━━━ INFORMATION PROVIDED

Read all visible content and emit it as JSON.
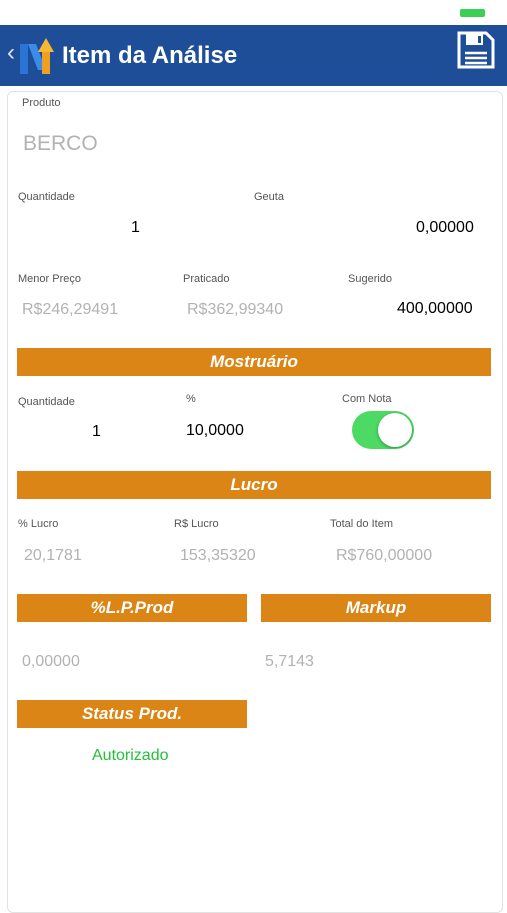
{
  "nav": {
    "back_icon": "chevron-left-icon",
    "logo_icon": "app-logo-icon",
    "title": "Item da Análise",
    "save_icon": "floppy-disk-icon"
  },
  "produto": {
    "label": "Produto",
    "value": "BERCO"
  },
  "quantidade": {
    "label": "Quantidade",
    "value": "1"
  },
  "geuta": {
    "label": "Geuta",
    "value": "0,00000"
  },
  "precos": {
    "menor_label": "Menor Preço",
    "menor_value": "R$246,29491",
    "praticado_label": "Praticado",
    "praticado_value": "R$362,99340",
    "sugerido_label": "Sugerido",
    "sugerido_value": "400,00000"
  },
  "mostruario": {
    "header": "Mostruário",
    "quantidade_label": "Quantidade",
    "quantidade_value": "1",
    "percent_label": "%",
    "percent_value": "10,0000",
    "com_nota_label": "Com Nota",
    "com_nota_on": true
  },
  "lucro": {
    "header": "Lucro",
    "pct_label": "% Lucro",
    "pct_value": "20,1781",
    "rs_label": "R$ Lucro",
    "rs_value": "153,35320",
    "total_label": "Total do Item",
    "total_value": "R$760,00000"
  },
  "lp_prod": {
    "header": "%L.P.Prod",
    "value": "0,00000"
  },
  "markup": {
    "header": "Markup",
    "value": "5,7143"
  },
  "status": {
    "header": "Status Prod.",
    "value": "Autorizado"
  },
  "colors": {
    "navbar": "#1f4e98",
    "section_header": "#da8515",
    "toggle_on": "#4cd964",
    "status_ok": "#22c13a"
  }
}
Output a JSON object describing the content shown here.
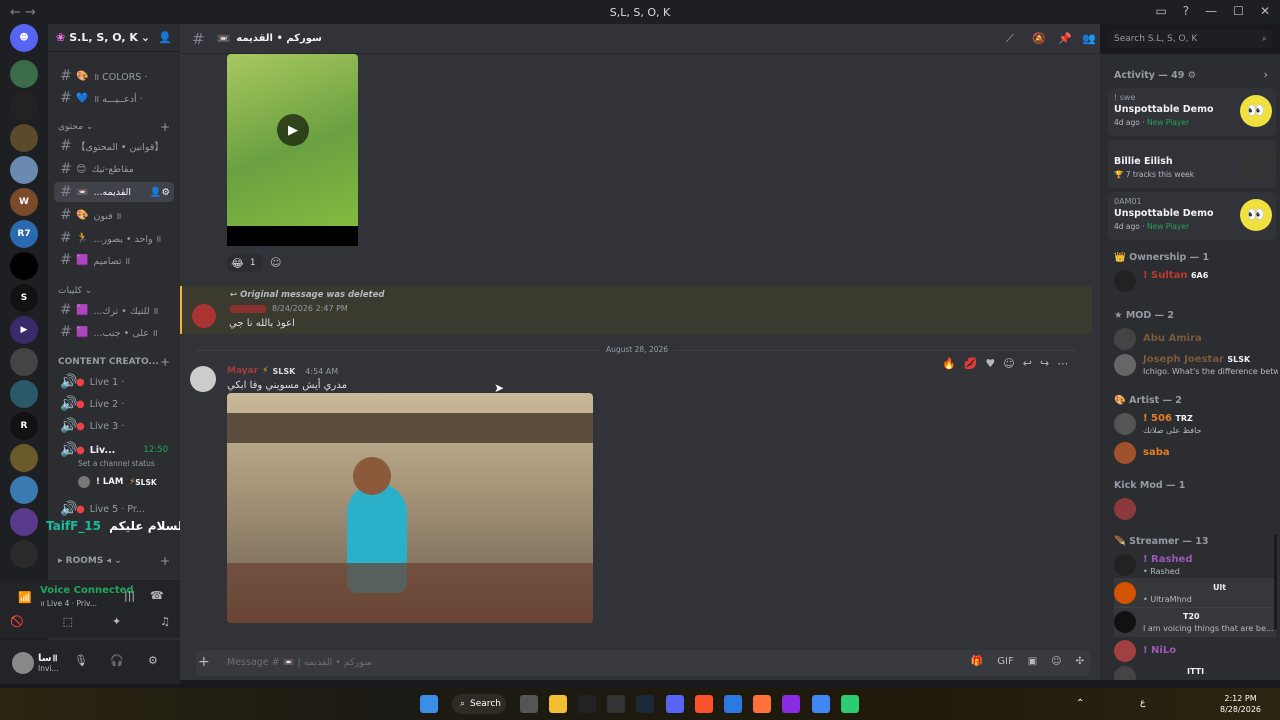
{
  "window": {
    "title": "S,L, S, O, K",
    "nav": "←  →"
  },
  "server": {
    "name": "S.L, S, O, K"
  },
  "channels": [
    {
      "emoji": "🎨",
      "label": "॥ COLORS ·"
    },
    {
      "emoji": "💙",
      "label": "॥ أدعــيـــه ·"
    },
    {
      "emoji": "",
      "label": "【قوانين • المحتوى】"
    },
    {
      "emoji": "😊",
      "label": "مقاطع-تيك"
    },
    {
      "emoji": "📼",
      "label": "...القديمه"
    },
    {
      "emoji": "🎨",
      "label": "فنون ॥"
    },
    {
      "emoji": "🏃",
      "label": "...واحد • يصور ॥"
    },
    {
      "emoji": "🟪",
      "label": "تصاميم ॥"
    },
    {
      "emoji": "🟪",
      "label": "...للتيك • ترك ॥"
    },
    {
      "emoji": "🟪",
      "label": "...على • جنب ॥"
    }
  ],
  "categories": {
    "content": "محتوى",
    "clips": "كليبات",
    "creators": "CONTENT CREATO...",
    "rooms": "ROOMS"
  },
  "voice_channels": [
    {
      "label": "Live 1 ·"
    },
    {
      "label": "Live 2 ·"
    },
    {
      "label": "Live 3 ·"
    },
    {
      "label": "Liv...",
      "time": "12:50"
    },
    {
      "label": "Live 5 · Pr..."
    }
  ],
  "voice_status": {
    "set_status": "Set a channel status",
    "user": "! LAM",
    "tag": "SLSK"
  },
  "overlay_name": "TaifF_15",
  "overlay_greeting": "السلام عليكم",
  "voice_panel": {
    "status": "Voice Connected",
    "channel": "॥ Live 4 · Priv..."
  },
  "userbar": {
    "name": "سا॥",
    "status": "Invi..."
  },
  "header": {
    "channel": "سوركم • القديمه"
  },
  "search": {
    "placeholder": "Search S.L, S, O, K"
  },
  "messages": {
    "reactions": {
      "count": "1"
    },
    "deleted_ref": "Original message was deleted",
    "reply_ts": "8/24/2026 2:47 PM",
    "reply_text": "اعوذ بالله نا جي",
    "date_divider": "August 28, 2026",
    "main_user": "Mayar",
    "main_tag": "SLSK",
    "main_ts": "4:54 AM",
    "main_text": "مدري أيش مسويني وفا ابكي"
  },
  "composer": {
    "placeholder": "Message # 📼 | سوركم • القديمه"
  },
  "activity": {
    "header": "Activity — 49",
    "items": [
      {
        "user": "! swe",
        "title": "Unspottable Demo",
        "meta": "4d ago",
        "badge": "New Player"
      },
      {
        "user": "",
        "title": "Billie Eilish",
        "meta": "7 tracks this week",
        "badge": ""
      },
      {
        "user": "0AM01",
        "title": "Unspottable Demo",
        "meta": "4d ago",
        "badge": "New Player"
      }
    ]
  },
  "member_groups": [
    {
      "title": "Ownership — 1"
    },
    {
      "title": "MOD — 2"
    },
    {
      "title": "Artist — 2"
    },
    {
      "title": "Kick Mod — 1"
    },
    {
      "title": "Streamer — 13"
    }
  ],
  "members": {
    "owner": {
      "name": "! Sultan",
      "tag": "6A6"
    },
    "mod1": {
      "name": "Abu Amira"
    },
    "mod2": {
      "name": "Joseph Joestar",
      "tag": "SLSK",
      "sub": "Ichigo. What's the difference betw..."
    },
    "artist1": {
      "name": "! 506",
      "tag": "TRZ",
      "sub": "حافظ على صلاتك"
    },
    "artist2": {
      "name": "saba"
    },
    "stream1": {
      "name": "! Rashed",
      "sub": "Rashed"
    },
    "stream2": {
      "name": "",
      "tag": "Ult",
      "sub": "UltraMhnd"
    },
    "stream3": {
      "name": "",
      "tag": "T20",
      "sub": "I am voicing things that are be..."
    },
    "stream4": {
      "name": "! NiLo"
    },
    "stream5": {
      "name": "",
      "tag": "ITTI",
      "sub": ""
    }
  },
  "taskbar": {
    "search": "Search",
    "time": "2:12 PM",
    "date": "8/28/2026",
    "lang": "ع"
  },
  "colors": {
    "accent": "#5865f2",
    "bg": "#313338",
    "sidebar": "#2b2d31"
  }
}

━━━━━━

DIRECTIVE.
All lines of the data above that include the word "JSON" must be shown.

RESULT.
Read all visible content and emit it as JSON.
Output a JSON object describing the content shown here.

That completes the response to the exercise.